- SET TASK: Gather all lines in the records below that include the word "color".

Begin DATA FOR THE TASK

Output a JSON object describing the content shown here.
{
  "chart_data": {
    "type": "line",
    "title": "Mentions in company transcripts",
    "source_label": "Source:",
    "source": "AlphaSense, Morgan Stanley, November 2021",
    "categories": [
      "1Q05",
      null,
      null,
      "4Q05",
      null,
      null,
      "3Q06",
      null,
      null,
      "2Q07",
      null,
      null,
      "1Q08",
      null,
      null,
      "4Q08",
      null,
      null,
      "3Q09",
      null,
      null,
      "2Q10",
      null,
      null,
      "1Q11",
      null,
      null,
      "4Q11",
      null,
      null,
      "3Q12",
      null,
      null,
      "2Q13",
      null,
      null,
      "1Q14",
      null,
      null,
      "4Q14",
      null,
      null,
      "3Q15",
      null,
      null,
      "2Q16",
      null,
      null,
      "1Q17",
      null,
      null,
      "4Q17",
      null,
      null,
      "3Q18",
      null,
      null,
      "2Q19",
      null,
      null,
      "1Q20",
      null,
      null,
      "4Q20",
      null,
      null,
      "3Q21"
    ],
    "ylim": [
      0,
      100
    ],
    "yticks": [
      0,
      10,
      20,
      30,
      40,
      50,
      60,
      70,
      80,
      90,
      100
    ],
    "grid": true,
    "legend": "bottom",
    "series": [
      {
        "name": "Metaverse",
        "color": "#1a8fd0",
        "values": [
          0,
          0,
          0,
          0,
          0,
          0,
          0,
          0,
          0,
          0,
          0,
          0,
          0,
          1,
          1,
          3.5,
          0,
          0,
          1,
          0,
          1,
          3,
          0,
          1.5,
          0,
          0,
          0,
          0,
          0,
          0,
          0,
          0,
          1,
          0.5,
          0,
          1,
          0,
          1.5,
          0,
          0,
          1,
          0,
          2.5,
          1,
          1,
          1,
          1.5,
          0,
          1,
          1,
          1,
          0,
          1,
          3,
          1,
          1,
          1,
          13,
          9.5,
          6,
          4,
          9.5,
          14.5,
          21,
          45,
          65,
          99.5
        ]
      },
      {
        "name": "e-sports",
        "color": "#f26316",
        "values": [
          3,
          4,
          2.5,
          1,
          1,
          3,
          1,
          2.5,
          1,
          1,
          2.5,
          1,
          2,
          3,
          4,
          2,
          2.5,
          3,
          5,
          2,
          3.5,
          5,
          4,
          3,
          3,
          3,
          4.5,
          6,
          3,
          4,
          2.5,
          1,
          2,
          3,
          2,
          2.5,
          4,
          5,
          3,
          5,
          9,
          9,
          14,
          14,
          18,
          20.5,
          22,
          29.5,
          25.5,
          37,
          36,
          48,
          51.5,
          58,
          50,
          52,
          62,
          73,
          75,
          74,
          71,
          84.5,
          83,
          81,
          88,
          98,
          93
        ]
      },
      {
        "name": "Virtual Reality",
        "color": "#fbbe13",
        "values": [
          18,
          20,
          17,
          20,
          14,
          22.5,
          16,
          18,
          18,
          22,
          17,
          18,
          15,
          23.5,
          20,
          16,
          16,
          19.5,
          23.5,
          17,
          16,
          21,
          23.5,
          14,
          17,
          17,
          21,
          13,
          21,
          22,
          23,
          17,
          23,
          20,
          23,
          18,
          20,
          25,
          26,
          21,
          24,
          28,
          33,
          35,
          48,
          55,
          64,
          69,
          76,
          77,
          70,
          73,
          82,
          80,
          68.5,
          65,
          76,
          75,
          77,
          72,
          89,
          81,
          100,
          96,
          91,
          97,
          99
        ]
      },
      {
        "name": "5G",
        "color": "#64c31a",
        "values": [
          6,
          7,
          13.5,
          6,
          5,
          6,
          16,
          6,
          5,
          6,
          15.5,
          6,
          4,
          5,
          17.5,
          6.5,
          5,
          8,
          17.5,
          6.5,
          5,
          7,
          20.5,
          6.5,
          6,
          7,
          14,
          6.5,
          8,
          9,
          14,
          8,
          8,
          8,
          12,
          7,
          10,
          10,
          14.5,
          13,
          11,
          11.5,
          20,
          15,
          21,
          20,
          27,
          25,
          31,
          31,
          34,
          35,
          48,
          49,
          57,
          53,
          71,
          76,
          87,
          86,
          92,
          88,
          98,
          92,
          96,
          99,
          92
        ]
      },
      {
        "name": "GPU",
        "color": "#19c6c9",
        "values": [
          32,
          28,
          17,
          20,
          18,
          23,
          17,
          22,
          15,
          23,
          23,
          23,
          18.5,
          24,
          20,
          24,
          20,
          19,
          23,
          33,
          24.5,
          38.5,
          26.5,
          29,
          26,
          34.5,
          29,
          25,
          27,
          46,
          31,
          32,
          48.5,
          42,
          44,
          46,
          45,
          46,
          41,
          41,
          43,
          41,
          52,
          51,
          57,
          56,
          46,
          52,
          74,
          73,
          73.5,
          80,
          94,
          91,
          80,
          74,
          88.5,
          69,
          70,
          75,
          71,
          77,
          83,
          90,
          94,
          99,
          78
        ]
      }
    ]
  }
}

End DATA FOR THE TASK

- WORKED ANSWER:
        "color": "#1a8fd0",
        "color": "#f26316",
        "color": "#fbbe13",
        "color": "#64c31a",
        "color": "#19c6c9",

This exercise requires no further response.